Requirements
Copy the rows below word for word, from the very first row down through the row that contains "legend: Gmina Miękinia", that row included.

Dataset entries
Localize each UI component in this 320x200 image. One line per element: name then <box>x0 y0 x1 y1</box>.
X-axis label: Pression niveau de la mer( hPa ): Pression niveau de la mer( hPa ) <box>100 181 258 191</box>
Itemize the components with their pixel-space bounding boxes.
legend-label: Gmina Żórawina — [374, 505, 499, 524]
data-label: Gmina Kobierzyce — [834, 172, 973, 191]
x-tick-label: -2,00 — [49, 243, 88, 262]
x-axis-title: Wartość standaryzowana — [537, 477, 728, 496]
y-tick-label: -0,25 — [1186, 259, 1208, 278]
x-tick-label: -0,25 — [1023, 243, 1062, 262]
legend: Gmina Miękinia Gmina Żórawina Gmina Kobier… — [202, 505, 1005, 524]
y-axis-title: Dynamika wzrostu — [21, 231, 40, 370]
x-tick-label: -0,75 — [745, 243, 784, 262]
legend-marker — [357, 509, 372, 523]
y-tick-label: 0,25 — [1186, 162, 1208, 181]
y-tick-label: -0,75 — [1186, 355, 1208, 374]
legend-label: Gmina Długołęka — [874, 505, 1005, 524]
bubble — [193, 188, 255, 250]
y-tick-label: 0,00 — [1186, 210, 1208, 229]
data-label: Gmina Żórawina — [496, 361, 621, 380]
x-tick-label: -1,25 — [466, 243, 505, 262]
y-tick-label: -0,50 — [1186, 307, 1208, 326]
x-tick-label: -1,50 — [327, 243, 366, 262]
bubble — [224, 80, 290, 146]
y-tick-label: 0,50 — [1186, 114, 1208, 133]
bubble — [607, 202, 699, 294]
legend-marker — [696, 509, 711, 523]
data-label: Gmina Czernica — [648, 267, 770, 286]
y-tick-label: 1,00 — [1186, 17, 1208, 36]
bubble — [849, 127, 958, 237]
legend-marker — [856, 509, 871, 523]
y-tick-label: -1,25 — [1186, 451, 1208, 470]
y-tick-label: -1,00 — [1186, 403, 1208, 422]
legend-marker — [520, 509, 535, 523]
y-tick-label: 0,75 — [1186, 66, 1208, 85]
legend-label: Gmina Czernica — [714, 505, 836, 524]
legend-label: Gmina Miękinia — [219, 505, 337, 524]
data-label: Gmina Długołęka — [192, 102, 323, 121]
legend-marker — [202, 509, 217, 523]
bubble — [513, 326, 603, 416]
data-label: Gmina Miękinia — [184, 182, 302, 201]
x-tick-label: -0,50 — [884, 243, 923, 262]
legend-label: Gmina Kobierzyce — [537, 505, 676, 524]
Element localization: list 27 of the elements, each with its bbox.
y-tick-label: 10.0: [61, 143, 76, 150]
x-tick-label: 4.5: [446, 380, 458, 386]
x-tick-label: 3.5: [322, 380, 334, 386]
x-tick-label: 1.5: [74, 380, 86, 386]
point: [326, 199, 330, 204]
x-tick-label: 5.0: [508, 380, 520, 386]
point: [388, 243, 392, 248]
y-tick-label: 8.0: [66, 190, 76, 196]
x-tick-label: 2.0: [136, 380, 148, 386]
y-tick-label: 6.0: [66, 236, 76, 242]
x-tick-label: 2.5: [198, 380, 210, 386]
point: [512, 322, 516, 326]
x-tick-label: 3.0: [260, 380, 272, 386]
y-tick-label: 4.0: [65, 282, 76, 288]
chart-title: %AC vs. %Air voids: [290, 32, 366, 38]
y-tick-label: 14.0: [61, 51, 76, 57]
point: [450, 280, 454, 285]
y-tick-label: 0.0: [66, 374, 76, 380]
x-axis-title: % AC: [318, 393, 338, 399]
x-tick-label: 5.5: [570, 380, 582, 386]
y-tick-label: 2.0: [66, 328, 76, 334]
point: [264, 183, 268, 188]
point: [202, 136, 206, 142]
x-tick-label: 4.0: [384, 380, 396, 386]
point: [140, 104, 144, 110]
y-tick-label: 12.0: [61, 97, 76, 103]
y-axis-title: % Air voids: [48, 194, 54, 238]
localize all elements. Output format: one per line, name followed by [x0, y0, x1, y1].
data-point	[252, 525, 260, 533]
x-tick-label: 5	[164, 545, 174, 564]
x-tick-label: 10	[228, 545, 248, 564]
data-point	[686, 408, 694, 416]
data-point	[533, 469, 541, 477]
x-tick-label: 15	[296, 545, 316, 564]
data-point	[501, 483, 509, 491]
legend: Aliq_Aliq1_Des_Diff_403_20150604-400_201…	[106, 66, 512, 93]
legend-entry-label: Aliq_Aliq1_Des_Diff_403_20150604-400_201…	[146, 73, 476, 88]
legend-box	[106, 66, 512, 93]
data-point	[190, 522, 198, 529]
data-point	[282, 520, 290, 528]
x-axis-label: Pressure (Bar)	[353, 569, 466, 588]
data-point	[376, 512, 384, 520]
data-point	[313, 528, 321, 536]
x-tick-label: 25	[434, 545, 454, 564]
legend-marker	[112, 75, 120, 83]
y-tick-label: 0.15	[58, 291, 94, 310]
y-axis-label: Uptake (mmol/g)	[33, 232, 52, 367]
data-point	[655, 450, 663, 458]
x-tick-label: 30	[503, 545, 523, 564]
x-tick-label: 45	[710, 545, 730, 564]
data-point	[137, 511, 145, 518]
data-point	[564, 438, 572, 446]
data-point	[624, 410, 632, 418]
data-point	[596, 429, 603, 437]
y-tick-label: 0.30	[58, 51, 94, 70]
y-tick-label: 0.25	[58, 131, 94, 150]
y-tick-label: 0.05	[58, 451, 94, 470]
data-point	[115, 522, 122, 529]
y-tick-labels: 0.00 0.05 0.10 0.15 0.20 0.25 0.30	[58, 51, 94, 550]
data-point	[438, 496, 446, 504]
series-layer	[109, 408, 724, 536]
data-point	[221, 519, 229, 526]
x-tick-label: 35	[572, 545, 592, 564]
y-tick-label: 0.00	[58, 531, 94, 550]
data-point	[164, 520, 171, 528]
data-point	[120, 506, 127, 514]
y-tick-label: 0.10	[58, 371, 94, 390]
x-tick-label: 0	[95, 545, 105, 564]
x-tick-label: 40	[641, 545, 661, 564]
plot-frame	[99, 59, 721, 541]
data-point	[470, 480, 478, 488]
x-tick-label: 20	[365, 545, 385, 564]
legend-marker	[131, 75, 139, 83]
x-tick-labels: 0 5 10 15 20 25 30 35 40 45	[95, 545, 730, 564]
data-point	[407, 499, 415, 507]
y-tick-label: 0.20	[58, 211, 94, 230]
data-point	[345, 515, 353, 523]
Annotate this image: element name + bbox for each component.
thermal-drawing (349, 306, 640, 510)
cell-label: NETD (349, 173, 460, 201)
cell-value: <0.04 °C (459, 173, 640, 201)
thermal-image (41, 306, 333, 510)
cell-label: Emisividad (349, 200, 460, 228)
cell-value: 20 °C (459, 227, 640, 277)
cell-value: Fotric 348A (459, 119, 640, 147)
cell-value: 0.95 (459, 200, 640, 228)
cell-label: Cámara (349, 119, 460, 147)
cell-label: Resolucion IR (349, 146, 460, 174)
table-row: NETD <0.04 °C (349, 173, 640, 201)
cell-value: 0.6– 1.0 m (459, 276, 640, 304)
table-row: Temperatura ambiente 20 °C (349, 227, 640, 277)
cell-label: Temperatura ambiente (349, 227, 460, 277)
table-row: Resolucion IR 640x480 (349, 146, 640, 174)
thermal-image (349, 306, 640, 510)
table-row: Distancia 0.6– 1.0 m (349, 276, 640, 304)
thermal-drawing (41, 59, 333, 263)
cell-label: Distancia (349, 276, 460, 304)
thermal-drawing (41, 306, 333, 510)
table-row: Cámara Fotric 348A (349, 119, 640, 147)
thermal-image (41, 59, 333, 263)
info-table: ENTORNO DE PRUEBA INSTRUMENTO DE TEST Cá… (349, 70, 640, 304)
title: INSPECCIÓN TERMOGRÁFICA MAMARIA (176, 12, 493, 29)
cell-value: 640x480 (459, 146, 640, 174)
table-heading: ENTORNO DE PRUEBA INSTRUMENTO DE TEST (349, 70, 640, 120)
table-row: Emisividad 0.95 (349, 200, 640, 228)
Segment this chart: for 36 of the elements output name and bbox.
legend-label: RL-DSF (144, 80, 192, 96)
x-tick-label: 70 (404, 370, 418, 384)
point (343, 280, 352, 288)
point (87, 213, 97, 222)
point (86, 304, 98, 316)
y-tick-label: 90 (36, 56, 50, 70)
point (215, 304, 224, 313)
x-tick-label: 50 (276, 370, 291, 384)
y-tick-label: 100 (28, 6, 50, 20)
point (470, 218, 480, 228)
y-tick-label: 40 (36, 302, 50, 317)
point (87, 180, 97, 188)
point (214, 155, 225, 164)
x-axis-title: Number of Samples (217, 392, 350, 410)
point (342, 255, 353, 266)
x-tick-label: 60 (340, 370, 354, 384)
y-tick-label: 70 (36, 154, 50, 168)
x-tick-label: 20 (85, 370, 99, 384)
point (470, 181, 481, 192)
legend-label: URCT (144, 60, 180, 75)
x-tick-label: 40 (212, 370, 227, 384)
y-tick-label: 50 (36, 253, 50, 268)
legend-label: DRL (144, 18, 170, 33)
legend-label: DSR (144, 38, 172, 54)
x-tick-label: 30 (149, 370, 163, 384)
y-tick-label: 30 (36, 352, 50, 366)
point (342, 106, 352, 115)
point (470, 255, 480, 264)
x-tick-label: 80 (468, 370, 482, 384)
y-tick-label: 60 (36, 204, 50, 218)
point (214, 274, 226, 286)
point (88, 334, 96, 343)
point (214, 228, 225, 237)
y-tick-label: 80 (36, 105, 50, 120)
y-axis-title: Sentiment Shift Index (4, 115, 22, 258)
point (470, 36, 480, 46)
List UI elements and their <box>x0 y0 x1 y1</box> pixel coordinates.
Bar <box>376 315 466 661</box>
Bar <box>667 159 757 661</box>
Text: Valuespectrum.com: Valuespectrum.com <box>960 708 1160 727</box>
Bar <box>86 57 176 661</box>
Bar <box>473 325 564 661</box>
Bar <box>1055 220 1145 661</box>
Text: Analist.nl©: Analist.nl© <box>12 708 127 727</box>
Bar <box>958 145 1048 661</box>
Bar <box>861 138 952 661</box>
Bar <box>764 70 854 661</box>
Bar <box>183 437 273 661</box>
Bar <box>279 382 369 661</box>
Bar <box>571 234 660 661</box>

The solution
Localize each UI component in this 320x200 image. One line per element: name then <box>x0 y0 x1 y1</box>.
X-axis label: Pression niveau de la mer( hPa ): Pression niveau de la mer( hPa ) <box>100 181 258 191</box>
Itemize the components with their pixel-space bounding boxes.
legend-label: Gmina Żórawina — [374, 505, 499, 524]
data-label: Gmina Kobierzyce — [834, 172, 973, 191]
x-tick-label: -2,00 — [49, 243, 88, 262]
x-axis-title: Wartość standaryzowana — [537, 477, 728, 496]
y-tick-label: -0,25 — [1186, 259, 1208, 278]
x-tick-label: -0,25 — [1023, 243, 1062, 262]
legend: Gmina Miękinia Gmina Żórawina Gmina Kobier… — [202, 505, 1005, 524]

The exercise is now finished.